**Exercise**
Images appear in the records below; leave them out and repeat everything else exactly.

## Start Dataset records

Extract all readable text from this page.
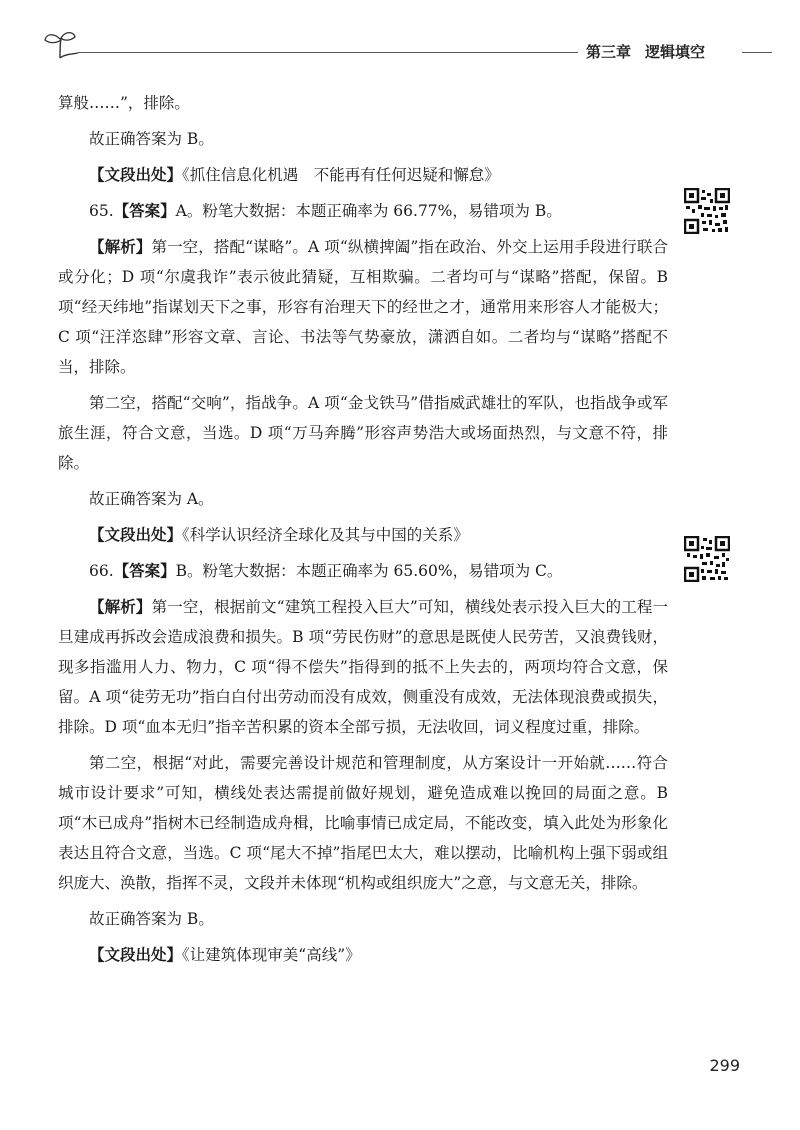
第三章 逻辑填空

算般……”，排除。

故正确答案为 B。

【文段出处】《抓住信息化机遇　不能再有任何迟疑和懈怠》

65.【答案】A。粉笔大数据：本题正确率为 66.77%，易错项为 B。

【解析】第一空，搭配“谋略”。A 项“纵横捭阖”指在政治、外交上运用手段进行联合或分化；D 项“尔虞我诈”表示彼此猜疑，互相欺骗。二者均可与“谋略”搭配，保留。B 项“经天纬地”指谋划天下之事，形容有治理天下的经世之才，通常用来形容人才能极大；C 项“汪洋恣肆”形容文章、言论、书法等气势豪放，潇洒自如。二者均与“谋略”搭配不当，排除。

第二空，搭配“交响”，指战争。A 项“金戈铁马”借指威武雄壮的军队，也指战争或军旅生涯，符合文意，当选。D 项“万马奔腾”形容声势浩大或场面热烈，与文意不符，排除。

故正确答案为 A。

【文段出处】《科学认识经济全球化及其与中国的关系》

66.【答案】B。粉笔大数据：本题正确率为 65.60%，易错项为 C。

【解析】第一空，根据前文“建筑工程投入巨大”可知，横线处表示投入巨大的工程一旦建成再拆改会造成浪费和损失。B 项“劳民伤财”的意思是既使人民劳苦，又浪费钱财，现多指滥用人力、物力，C 项“得不偿失”指得到的抵不上失去的，两项均符合文意，保留。A 项“徒劳无功”指白白付出劳动而没有成效，侧重没有成效，无法体现浪费或损失，排除。D 项“血本无归”指辛苦积累的资本全部亏损，无法收回，词义程度过重，排除。

第二空，根据“对此，需要完善设计规范和管理制度，从方案设计一开始就……符合城市设计要求”可知，横线处表达需提前做好规划，避免造成难以挽回的局面之意。B 项“木已成舟”指树木已经制造成舟楫，比喻事情已成定局，不能改变，填入此处为形象化表达且符合文意，当选。C 项“尾大不掉”指尾巴太大，难以摆动，比喻机构上强下弱或组织庞大、涣散，指挥不灵，文段并未体现“机构或组织庞大”之意，与文意无关，排除。

故正确答案为 B。

【文段出处】《让建筑体现审美“高线”》

299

## End Dataset records

**Correct output**
Extract all readable text from this page.
第三章 逻辑填空

算般……”，排除。

故正确答案为 B。

【文段出处】《抓住信息化机遇　不能再有任何迟疑和懈怠》

65.【答案】A。粉笔大数据：本题正确率为 66.77%，易错项为 B。

【解析】第一空，搭配“谋略”。A 项“纵横捭阖”指在政治、外交上运用手段进行联合或分化；D 项“尔虞我诈”表示彼此猜疑，互相欺骗。二者均可与“谋略”搭配，保留。B 项“经天纬地”指谋划天下之事，形容有治理天下的经世之才，通常用来形容人才能极大；C 项“汪洋恣肆”形容文章、言论、书法等气势豪放，潇洒自如。二者均与“谋略”搭配不当，排除。

第二空，搭配“交响”，指战争。A 项“金戈铁马”借指威武雄壮的军队，也指战争或军旅生涯，符合文意，当选。D 项“万马奔腾”形容声势浩大或场面热烈，与文意不符，排除。

故正确答案为 A。

【文段出处】《科学认识经济全球化及其与中国的关系》

66.【答案】B。粉笔大数据：本题正确率为 65.60%，易错项为 C。

【解析】第一空，根据前文“建筑工程投入巨大”可知，横线处表示投入巨大的工程一旦建成再拆改会造成浪费和损失。B 项“劳民伤财”的意思是既使人民劳苦，又浪费钱财，现多指滥用人力、物力，C 项“得不偿失”指得到的抵不上失去的，两项均符合文意，保留。A 项“徒劳无功”指白白付出劳动而没有成效，侧重没有成效，无法体现浪费或损失，排除。D 项“血本无归”指辛苦积累的资本全部亏损，无法收回，词义程度过重，排除。

第二空，根据“对此，需要完善设计规范和管理制度，从方案设计一开始就……符合城市设计要求”可知，横线处表达需提前做好规划，避免造成难以挽回的局面之意。B 项“木已成舟”指树木已经制造成舟楫，比喻事情已成定局，不能改变，填入此处为形象化表达且符合文意，当选。C 项“尾大不掉”指尾巴太大，难以摆动，比喻机构上强下弱或组织庞大、涣散，指挥不灵，文段并未体现“机构或组织庞大”之意，与文意无关，排除。

故正确答案为 B。

【文段出处】《让建筑体现审美“高线”》

299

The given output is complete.